## Exercise prompt
Gather from the material every line that contains the string "concentrations".
-- -- --
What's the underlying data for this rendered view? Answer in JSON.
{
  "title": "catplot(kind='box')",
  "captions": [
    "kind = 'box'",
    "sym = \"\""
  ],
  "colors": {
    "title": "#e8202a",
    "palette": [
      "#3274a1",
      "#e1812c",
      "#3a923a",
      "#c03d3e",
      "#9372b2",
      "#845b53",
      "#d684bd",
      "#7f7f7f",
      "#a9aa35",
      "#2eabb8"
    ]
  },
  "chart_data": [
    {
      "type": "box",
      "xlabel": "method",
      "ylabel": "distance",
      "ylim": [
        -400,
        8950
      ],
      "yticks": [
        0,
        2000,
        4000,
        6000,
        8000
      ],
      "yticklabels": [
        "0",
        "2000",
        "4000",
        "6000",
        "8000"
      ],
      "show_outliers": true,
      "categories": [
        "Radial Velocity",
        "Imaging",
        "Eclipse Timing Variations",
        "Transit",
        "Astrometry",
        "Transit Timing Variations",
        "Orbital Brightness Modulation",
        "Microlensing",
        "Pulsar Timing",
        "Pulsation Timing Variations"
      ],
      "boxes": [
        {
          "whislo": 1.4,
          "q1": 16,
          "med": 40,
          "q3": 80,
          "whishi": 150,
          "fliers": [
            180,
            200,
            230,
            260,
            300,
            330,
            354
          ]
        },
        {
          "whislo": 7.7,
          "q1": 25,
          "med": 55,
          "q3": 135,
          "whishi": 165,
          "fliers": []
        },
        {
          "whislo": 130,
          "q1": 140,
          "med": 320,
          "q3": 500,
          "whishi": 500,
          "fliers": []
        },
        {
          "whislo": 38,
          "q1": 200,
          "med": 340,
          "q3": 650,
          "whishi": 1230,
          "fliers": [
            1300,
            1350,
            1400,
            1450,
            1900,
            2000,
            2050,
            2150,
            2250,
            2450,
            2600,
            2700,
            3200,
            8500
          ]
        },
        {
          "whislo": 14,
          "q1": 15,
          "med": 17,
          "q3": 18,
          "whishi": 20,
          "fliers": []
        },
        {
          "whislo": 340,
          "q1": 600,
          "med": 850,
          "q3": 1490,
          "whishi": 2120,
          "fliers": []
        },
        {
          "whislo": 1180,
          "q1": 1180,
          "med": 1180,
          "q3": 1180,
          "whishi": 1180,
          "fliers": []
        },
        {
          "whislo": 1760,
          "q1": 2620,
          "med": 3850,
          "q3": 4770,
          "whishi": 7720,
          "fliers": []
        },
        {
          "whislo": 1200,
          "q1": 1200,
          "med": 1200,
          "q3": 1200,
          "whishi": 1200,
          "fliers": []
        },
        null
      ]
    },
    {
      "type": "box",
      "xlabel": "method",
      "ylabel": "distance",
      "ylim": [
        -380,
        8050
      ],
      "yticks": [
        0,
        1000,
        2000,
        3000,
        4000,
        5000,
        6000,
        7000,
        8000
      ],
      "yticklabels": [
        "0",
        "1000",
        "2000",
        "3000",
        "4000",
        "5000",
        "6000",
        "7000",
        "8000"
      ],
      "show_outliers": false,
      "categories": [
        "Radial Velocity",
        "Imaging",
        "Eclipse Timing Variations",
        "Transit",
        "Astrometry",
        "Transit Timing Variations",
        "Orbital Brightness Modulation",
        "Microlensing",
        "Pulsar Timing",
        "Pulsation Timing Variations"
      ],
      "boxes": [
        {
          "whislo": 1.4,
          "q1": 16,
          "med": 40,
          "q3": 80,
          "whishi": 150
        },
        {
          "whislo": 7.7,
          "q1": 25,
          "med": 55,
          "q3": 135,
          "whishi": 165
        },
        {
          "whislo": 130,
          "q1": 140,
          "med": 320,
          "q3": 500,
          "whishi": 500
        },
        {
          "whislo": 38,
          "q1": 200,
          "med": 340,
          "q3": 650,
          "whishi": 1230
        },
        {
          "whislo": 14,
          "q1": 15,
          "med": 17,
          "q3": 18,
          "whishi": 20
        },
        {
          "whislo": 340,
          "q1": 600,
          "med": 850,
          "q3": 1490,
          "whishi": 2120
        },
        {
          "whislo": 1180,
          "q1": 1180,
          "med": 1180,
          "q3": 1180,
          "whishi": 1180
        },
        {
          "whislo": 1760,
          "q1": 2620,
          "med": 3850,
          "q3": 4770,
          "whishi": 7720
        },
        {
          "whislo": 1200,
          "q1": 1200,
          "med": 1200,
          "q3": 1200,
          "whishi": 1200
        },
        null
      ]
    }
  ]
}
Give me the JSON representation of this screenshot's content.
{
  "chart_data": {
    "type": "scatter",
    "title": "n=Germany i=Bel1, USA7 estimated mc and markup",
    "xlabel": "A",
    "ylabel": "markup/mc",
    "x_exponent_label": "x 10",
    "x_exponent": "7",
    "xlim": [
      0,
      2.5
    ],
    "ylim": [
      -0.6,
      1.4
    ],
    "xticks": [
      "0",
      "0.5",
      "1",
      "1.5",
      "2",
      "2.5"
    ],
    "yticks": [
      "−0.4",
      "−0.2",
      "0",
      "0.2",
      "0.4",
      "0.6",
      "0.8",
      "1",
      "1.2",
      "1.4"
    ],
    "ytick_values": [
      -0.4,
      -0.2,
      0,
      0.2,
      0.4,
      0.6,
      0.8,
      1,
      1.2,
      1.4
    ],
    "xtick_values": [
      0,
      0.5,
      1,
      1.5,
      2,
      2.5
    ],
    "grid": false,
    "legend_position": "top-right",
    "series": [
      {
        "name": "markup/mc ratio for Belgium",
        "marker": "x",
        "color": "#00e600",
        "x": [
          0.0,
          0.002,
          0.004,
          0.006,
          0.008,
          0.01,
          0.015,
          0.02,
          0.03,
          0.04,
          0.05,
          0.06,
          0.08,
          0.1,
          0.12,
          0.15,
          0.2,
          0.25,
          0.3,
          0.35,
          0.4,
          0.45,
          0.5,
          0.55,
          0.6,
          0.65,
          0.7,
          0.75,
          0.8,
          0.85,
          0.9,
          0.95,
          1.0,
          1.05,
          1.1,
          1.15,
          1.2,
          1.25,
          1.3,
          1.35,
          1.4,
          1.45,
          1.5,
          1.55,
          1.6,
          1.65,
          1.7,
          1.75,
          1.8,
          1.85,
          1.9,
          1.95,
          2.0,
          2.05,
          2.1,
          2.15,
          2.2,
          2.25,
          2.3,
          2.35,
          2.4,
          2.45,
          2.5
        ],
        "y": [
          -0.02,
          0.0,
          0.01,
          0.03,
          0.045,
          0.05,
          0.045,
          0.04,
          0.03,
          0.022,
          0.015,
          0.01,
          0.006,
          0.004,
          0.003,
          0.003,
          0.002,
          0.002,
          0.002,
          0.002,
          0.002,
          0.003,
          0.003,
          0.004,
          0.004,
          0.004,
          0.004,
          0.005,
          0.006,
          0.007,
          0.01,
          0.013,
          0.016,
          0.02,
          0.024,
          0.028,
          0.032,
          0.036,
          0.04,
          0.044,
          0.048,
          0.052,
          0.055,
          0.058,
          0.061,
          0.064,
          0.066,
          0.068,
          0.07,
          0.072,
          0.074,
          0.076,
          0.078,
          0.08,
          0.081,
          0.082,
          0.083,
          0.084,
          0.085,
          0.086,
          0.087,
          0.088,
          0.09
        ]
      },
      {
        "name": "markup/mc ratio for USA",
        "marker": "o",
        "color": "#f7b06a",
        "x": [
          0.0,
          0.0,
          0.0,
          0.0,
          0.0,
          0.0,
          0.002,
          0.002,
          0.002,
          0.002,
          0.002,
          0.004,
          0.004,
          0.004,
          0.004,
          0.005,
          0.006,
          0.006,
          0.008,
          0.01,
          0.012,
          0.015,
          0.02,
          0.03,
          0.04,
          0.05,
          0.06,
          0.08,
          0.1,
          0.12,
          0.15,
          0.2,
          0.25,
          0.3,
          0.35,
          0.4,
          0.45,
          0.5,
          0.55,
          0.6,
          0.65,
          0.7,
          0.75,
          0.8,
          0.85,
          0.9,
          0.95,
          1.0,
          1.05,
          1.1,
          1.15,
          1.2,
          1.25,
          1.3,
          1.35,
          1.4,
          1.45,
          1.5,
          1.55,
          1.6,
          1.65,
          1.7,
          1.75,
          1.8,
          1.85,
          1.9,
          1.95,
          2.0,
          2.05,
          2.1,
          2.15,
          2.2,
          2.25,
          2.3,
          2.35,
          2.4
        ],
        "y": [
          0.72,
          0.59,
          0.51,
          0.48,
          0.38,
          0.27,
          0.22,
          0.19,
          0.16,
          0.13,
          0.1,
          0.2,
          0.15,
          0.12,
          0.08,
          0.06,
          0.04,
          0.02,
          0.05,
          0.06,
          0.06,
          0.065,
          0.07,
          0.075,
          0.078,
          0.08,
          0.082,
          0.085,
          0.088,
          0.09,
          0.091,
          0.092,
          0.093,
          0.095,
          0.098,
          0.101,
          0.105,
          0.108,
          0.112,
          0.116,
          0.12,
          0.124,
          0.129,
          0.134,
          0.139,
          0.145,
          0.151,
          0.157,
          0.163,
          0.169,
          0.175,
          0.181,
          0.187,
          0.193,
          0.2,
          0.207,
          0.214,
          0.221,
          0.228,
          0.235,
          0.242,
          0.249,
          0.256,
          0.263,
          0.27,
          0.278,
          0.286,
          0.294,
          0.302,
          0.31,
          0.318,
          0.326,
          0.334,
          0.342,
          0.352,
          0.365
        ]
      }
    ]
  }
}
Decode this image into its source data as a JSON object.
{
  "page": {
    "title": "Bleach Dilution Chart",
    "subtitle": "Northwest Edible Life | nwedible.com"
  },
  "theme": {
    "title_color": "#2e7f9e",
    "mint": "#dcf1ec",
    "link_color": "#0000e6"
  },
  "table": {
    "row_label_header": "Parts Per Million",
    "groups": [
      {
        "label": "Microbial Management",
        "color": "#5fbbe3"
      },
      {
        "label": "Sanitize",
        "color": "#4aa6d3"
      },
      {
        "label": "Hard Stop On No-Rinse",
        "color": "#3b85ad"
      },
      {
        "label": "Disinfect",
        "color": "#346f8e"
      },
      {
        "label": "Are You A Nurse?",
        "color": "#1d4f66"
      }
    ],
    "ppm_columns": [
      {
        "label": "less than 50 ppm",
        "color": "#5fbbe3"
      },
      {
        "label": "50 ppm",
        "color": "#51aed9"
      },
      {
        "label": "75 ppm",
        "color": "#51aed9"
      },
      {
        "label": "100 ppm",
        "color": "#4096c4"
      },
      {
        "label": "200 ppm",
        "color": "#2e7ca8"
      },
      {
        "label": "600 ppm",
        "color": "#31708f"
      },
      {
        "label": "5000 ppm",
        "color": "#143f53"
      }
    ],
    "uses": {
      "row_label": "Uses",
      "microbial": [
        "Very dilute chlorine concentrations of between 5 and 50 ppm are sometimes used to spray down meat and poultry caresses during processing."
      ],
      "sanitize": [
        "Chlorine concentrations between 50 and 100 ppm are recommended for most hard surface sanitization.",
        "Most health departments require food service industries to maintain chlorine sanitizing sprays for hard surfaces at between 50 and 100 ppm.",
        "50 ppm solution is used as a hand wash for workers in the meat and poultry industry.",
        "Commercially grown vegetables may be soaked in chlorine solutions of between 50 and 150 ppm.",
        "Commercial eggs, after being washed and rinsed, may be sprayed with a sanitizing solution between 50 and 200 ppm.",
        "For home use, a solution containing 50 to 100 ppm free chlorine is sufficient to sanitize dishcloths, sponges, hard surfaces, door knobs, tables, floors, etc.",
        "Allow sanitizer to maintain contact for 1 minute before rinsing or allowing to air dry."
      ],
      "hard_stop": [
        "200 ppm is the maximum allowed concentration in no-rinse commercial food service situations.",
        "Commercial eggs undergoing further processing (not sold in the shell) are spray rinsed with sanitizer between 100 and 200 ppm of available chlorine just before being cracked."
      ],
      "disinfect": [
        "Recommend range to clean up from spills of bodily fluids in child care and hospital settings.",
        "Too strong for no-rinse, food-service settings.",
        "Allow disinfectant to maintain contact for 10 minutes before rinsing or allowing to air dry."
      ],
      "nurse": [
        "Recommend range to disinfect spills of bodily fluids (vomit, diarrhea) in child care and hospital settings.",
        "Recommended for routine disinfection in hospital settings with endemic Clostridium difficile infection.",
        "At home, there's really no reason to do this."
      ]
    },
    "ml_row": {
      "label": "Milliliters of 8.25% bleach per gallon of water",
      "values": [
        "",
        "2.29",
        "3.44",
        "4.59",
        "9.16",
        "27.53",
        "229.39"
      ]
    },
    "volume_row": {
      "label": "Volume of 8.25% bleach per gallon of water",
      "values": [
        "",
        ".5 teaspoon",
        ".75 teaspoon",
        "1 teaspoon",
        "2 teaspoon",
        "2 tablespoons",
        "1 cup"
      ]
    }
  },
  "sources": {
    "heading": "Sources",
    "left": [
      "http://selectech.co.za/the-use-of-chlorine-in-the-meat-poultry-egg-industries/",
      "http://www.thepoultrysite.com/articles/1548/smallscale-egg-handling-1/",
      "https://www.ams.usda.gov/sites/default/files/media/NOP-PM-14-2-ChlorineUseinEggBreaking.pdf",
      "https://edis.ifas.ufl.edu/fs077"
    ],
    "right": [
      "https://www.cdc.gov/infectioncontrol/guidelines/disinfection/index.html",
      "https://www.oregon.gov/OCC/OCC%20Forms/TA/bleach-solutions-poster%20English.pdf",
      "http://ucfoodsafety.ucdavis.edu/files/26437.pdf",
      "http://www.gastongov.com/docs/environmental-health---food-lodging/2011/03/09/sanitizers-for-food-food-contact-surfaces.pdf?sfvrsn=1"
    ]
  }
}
-- -- --
## Response
        "Very dilute chlorine concentrations of between 5 and 50 ppm are sometimes used to spray down meat and poultry caresses during processing."
        "Chlorine concentrations between 50 and 100 ppm are recommended for most hard surface sanitization.",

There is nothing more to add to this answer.